_Records_:
---
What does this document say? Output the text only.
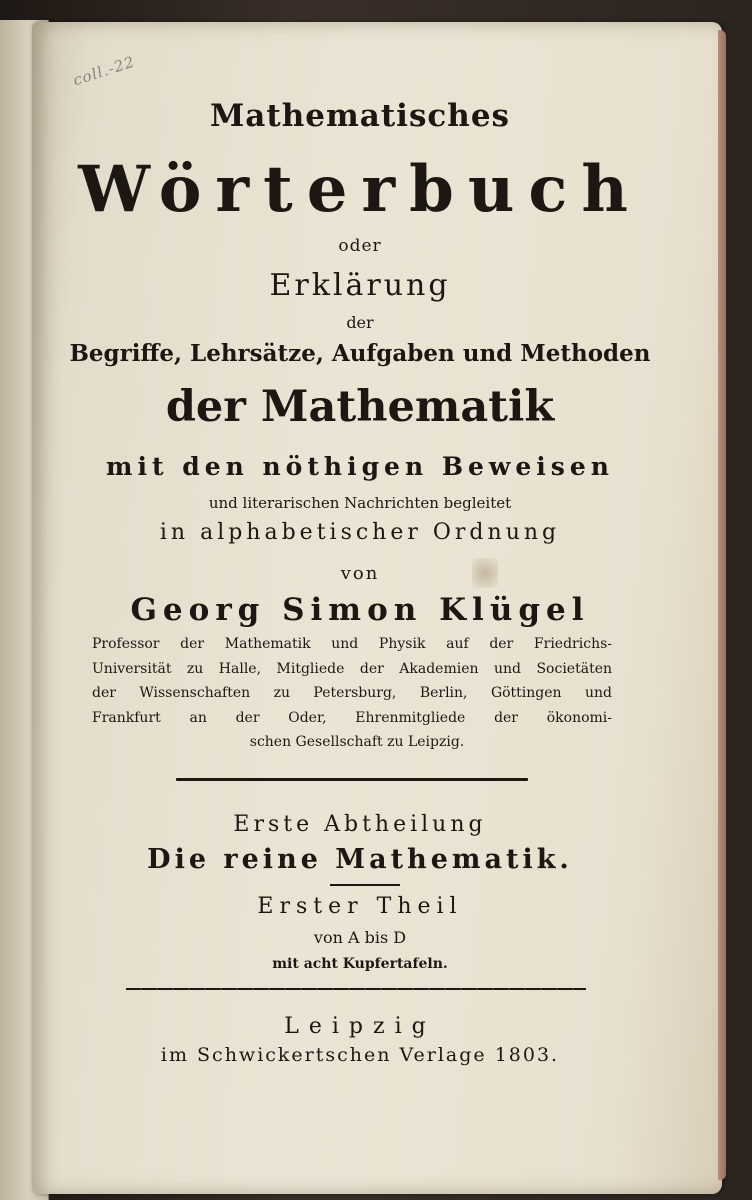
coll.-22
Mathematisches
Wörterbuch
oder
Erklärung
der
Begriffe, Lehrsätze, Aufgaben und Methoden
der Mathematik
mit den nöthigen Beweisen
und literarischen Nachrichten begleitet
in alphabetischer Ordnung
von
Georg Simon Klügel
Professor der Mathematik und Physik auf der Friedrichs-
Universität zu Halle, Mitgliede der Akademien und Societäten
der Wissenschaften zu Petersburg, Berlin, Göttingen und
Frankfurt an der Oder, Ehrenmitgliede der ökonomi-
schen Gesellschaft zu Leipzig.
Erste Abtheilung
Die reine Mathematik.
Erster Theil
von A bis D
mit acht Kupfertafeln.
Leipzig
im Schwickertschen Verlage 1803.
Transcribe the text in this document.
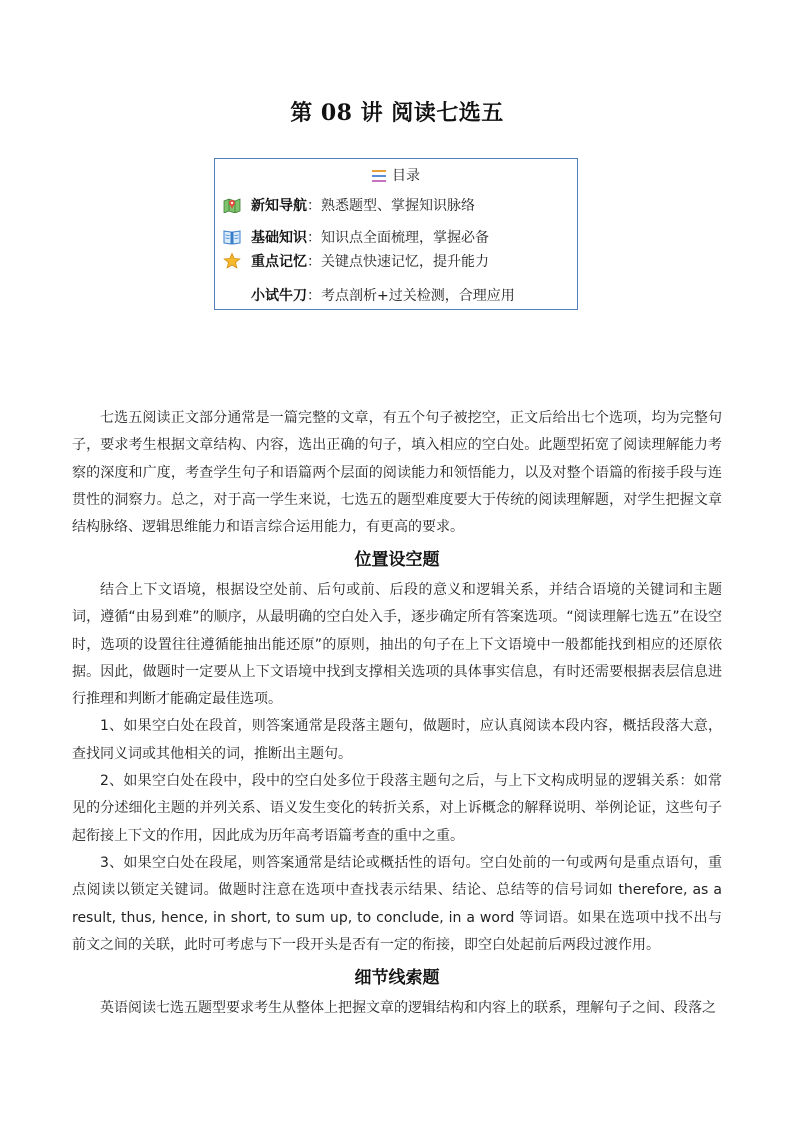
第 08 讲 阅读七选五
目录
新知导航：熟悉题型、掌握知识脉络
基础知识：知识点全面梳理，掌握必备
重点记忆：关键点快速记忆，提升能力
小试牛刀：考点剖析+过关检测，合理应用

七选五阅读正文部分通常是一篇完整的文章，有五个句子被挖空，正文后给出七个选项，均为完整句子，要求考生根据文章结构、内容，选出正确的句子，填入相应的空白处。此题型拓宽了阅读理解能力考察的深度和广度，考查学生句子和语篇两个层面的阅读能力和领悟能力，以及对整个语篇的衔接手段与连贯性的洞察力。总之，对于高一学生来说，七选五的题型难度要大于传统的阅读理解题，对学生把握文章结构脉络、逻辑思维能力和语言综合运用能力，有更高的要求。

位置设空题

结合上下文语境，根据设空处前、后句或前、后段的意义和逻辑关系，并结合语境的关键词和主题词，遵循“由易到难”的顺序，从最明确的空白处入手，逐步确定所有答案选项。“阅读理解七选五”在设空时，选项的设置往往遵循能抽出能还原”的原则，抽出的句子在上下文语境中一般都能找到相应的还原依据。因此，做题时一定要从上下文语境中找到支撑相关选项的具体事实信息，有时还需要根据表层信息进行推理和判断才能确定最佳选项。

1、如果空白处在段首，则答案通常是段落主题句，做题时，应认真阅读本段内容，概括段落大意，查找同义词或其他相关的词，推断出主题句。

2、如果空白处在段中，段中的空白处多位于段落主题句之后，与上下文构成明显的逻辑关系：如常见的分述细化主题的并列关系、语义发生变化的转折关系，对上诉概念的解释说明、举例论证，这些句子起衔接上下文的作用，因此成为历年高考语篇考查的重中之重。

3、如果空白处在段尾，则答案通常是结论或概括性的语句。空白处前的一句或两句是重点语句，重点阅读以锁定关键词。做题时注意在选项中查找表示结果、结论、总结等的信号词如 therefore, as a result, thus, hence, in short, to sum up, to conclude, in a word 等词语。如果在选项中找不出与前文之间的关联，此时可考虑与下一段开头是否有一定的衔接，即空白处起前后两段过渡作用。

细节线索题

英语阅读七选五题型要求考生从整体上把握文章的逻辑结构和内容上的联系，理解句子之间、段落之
---
Out of the records, collect only those lines that contain the string "Leipzig".

_Answer for this exercise_:
schen Gesellschaft zu Leipzig.
Leipzig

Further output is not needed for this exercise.